Exercise description -
Output all lines exactly, with nothing added or dropped.

Supplied material -

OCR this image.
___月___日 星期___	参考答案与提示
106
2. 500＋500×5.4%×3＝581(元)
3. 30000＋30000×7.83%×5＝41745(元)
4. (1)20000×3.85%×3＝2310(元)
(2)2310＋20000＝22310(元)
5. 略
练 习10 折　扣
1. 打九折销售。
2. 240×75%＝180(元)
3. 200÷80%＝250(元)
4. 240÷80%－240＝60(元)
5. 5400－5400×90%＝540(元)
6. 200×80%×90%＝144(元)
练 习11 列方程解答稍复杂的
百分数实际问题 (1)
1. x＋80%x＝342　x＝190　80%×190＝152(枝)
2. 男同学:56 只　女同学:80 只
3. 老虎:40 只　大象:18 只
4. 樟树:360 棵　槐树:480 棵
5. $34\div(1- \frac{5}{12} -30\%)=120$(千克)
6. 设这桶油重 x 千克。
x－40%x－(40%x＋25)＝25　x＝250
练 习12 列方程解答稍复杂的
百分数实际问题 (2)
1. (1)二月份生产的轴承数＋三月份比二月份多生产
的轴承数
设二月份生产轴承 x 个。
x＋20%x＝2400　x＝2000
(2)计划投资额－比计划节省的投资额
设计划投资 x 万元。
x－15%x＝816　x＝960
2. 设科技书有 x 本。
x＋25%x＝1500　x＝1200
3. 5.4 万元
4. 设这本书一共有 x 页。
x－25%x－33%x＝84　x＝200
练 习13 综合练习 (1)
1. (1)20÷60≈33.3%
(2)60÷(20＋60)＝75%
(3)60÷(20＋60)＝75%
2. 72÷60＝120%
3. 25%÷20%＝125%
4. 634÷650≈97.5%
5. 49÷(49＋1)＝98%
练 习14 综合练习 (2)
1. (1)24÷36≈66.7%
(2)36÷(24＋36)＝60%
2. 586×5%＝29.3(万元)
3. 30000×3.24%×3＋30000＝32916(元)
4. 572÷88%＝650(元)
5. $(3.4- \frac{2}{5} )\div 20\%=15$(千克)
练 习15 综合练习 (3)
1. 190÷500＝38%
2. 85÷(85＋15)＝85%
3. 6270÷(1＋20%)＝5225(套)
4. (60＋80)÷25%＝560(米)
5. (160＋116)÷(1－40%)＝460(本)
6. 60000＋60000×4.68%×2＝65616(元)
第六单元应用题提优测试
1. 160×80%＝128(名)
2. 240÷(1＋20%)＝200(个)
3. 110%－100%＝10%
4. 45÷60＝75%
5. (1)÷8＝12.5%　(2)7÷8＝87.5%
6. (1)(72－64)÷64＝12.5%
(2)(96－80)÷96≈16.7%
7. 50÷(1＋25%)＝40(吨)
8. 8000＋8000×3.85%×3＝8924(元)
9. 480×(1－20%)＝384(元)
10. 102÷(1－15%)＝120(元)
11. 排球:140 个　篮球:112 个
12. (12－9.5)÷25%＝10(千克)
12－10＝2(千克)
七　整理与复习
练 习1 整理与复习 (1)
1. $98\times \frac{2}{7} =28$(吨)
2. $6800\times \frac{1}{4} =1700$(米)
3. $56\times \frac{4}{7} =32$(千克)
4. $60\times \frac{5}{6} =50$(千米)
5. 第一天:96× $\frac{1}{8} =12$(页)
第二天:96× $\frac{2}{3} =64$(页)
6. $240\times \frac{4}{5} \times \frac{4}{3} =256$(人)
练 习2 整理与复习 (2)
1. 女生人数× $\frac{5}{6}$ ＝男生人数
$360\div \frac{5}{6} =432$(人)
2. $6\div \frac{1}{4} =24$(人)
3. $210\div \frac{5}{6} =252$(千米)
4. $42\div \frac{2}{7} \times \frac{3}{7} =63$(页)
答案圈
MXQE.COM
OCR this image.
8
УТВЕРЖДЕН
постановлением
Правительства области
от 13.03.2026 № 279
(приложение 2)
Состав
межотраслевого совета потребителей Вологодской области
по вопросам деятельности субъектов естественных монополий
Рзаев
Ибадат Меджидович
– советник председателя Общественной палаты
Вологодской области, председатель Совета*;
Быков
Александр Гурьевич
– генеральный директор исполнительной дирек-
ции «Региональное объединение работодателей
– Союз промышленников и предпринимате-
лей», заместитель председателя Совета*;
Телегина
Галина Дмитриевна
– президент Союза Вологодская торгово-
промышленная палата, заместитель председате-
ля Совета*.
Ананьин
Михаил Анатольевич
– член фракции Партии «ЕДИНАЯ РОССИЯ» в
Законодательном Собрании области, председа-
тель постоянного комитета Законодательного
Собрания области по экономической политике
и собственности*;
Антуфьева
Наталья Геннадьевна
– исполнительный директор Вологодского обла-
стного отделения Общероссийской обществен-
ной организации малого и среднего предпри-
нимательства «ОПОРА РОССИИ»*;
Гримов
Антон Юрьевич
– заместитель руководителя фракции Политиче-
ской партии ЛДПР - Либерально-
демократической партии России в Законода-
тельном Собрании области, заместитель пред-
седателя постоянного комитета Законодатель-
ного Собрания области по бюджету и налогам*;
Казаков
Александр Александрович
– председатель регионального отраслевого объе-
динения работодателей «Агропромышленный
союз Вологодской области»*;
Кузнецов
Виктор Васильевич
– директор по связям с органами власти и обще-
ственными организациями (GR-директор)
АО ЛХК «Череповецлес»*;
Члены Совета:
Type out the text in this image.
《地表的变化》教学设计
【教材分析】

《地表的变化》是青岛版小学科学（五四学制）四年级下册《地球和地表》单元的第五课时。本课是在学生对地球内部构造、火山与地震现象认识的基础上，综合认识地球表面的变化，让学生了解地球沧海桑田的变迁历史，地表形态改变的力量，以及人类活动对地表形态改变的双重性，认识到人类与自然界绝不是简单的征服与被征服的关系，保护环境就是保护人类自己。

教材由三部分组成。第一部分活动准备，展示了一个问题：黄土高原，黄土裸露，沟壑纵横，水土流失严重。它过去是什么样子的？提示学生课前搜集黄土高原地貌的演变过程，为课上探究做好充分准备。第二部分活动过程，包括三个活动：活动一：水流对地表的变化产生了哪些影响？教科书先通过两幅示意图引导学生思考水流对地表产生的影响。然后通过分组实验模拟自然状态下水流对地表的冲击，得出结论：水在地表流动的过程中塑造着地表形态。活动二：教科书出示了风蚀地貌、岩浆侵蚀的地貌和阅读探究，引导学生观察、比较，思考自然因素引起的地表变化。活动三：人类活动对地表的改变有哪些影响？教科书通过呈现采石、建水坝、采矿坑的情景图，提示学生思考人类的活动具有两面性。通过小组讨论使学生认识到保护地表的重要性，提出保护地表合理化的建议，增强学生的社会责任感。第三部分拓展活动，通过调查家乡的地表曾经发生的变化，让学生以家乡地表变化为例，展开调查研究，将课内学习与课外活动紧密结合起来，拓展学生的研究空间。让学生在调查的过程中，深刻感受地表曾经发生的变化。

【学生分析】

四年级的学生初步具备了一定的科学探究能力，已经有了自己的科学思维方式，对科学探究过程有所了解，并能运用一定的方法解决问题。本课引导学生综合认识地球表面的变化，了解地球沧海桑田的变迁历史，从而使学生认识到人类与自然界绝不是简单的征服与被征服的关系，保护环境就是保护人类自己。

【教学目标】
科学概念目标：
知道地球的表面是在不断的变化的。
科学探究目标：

Expected answer -
OCR this image.
___月___日 星期___	参考答案与提示
106
2. 500＋500×5.4%×3＝581(元)
3. 30000＋30000×7.83%×5＝41745(元)
4. (1)20000×3.85%×3＝2310(元)
(2)2310＋20000＝22310(元)
5. 略
练 习10 折　扣
1. 打九折销售。
2. 240×75%＝180(元)
3. 200÷80%＝250(元)
4. 240÷80%－240＝60(元)
5. 5400－5400×90%＝540(元)
6. 200×80%×90%＝144(元)
练 习11 列方程解答稍复杂的
百分数实际问题 (1)
1. x＋80%x＝342　x＝190　80%×190＝152(枝)
2. 男同学:56 只　女同学:80 只
3. 老虎:40 只　大象:18 只
4. 樟树:360 棵　槐树:480 棵
5. $34\div(1- \frac{5}{12} -30\%)=120$(千克)
6. 设这桶油重 x 千克。
x－40%x－(40%x＋25)＝25　x＝250
练 习12 列方程解答稍复杂的
百分数实际问题 (2)
1. (1)二月份生产的轴承数＋三月份比二月份多生产
的轴承数
设二月份生产轴承 x 个。
x＋20%x＝2400　x＝2000
(2)计划投资额－比计划节省的投资额
设计划投资 x 万元。
x－15%x＝816　x＝960
2. 设科技书有 x 本。
x＋25%x＝1500　x＝1200
3. 5.4 万元
4. 设这本书一共有 x 页。
x－25%x－33%x＝84　x＝200
练 习13 综合练习 (1)
1. (1)20÷60≈33.3%
(2)60÷(20＋60)＝75%
(3)60÷(20＋60)＝75%
2. 72÷60＝120%
3. 25%÷20%＝125%
4. 634÷650≈97.5%
5. 49÷(49＋1)＝98%
练 习14 综合练习 (2)
1. (1)24÷36≈66.7%
(2)36÷(24＋36)＝60%
2. 586×5%＝29.3(万元)
3. 30000×3.24%×3＋30000＝32916(元)
4. 572÷88%＝650(元)
5. $(3.4- \frac{2}{5} )\div 20\%=15$(千克)
练 习15 综合练习 (3)
1. 190÷500＝38%
2. 85÷(85＋15)＝85%
3. 6270÷(1＋20%)＝5225(套)
4. (60＋80)÷25%＝560(米)
5. (160＋116)÷(1－40%)＝460(本)
6. 60000＋60000×4.68%×2＝65616(元)
第六单元应用题提优测试
1. 160×80%＝128(名)
2. 240÷(1＋20%)＝200(个)
3. 110%－100%＝10%
4. 45÷60＝75%
5. (1)÷8＝12.5%　(2)7÷8＝87.5%
6. (1)(72－64)÷64＝12.5%
(2)(96－80)÷96≈16.7%
7. 50÷(1＋25%)＝40(吨)
8. 8000＋8000×3.85%×3＝8924(元)
9. 480×(1－20%)＝384(元)
10. 102÷(1－15%)＝120(元)
11. 排球:140 个　篮球:112 个
12. (12－9.5)÷25%＝10(千克)
12－10＝2(千克)
七　整理与复习
练 习1 整理与复习 (1)
1. $98\times \frac{2}{7} =28$(吨)
2. $6800\times \frac{1}{4} =1700$(米)
3. $56\times \frac{4}{7} =32$(千克)
4. $60\times \frac{5}{6} =50$(千米)
5. 第一天:96× $\frac{1}{8} =12$(页)
第二天:96× $\frac{2}{3} =64$(页)
6. $240\times \frac{4}{5} \times \frac{4}{3} =256$(人)
练 习2 整理与复习 (2)
1. 女生人数× $\frac{5}{6}$ ＝男生人数
$360\div \frac{5}{6} =432$(人)
2. $6\div \frac{1}{4} =24$(人)
3. $210\div \frac{5}{6} =252$(千米)
4. $42\div \frac{2}{7} \times \frac{3}{7} =63$(页)
答案圈
MXQE.COM
OCR this image.
8
УТВЕРЖДЕН
постановлением
Правительства области
от 13.03.2026 № 279
(приложение 2)
Состав
межотраслевого совета потребителей Вологодской области
по вопросам деятельности субъектов естественных монополий
Рзаев
Ибадат Меджидович
– советник председателя Общественной палаты
Вологодской области, председатель Совета*;
Быков
Александр Гурьевич
– генеральный директор исполнительной дирек-
ции «Региональное объединение работодателей
– Союз промышленников и предпринимате-
лей», заместитель председателя Совета*;
Телегина
Галина Дмитриевна
– президент Союза Вологодская торгово-
промышленная палата, заместитель председате-
ля Совета*.
Ананьин
Михаил Анатольевич
– член фракции Партии «ЕДИНАЯ РОССИЯ» в
Законодательном Собрании области, председа-
тель постоянного комитета Законодательного
Собрания области по экономической политике
и собственности*;
Антуфьева
Наталья Геннадьевна
– исполнительный директор Вологодского обла-
стного отделения Общероссийской обществен-
ной организации малого и среднего предпри-
нимательства «ОПОРА РОССИИ»*;
Гримов
Антон Юрьевич
– заместитель руководителя фракции Политиче-
ской партии ЛДПР - Либерально-
демократической партии России в Законода-
тельном Собрании области, заместитель пред-
седателя постоянного комитета Законодатель-
ного Собрания области по бюджету и налогам*;
Казаков
Александр Александрович
– председатель регионального отраслевого объе-
динения работодателей «Агропромышленный
союз Вологодской области»*;
Кузнецов
Виктор Васильевич
– директор по связям с органами власти и обще-
ственными организациями (GR-директор)
АО ЛХК «Череповецлес»*;
Члены Совета:
Type out the text in this image.
《地表的变化》教学设计
【教材分析】

《地表的变化》是青岛版小学科学（五四学制）四年级下册《地球和地表》单元的第五课时。本课是在学生对地球内部构造、火山与地震现象认识的基础上，综合认识地球表面的变化，让学生了解地球沧海桑田的变迁历史，地表形态改变的力量，以及人类活动对地表形态改变的双重性，认识到人类与自然界绝不是简单的征服与被征服的关系，保护环境就是保护人类自己。

教材由三部分组成。第一部分活动准备，展示了一个问题：黄土高原，黄土裸露，沟壑纵横，水土流失严重。它过去是什么样子的？提示学生课前搜集黄土高原地貌的演变过程，为课上探究做好充分准备。第二部分活动过程，包括三个活动：活动一：水流对地表的变化产生了哪些影响？教科书先通过两幅示意图引导学生思考水流对地表产生的影响。然后通过分组实验模拟自然状态下水流对地表的冲击，得出结论：水在地表流动的过程中塑造着地表形态。活动二：教科书出示了风蚀地貌、岩浆侵蚀的地貌和阅读探究，引导学生观察、比较，思考自然因素引起的地表变化。活动三：人类活动对地表的改变有哪些影响？教科书通过呈现采石、建水坝、采矿坑的情景图，提示学生思考人类的活动具有两面性。通过小组讨论使学生认识到保护地表的重要性，提出保护地表合理化的建议，增强学生的社会责任感。第三部分拓展活动，通过调查家乡的地表曾经发生的变化，让学生以家乡地表变化为例，展开调查研究，将课内学习与课外活动紧密结合起来，拓展学生的研究空间。让学生在调查的过程中，深刻感受地表曾经发生的变化。

【学生分析】

四年级的学生初步具备了一定的科学探究能力，已经有了自己的科学思维方式，对科学探究过程有所了解，并能运用一定的方法解决问题。本课引导学生综合认识地球表面的变化，了解地球沧海桑田的变迁历史，从而使学生认识到人类与自然界绝不是简单的征服与被征服的关系，保护环境就是保护人类自己。

【教学目标】
科学概念目标：
知道地球的表面是在不断的变化的。
科学探究目标：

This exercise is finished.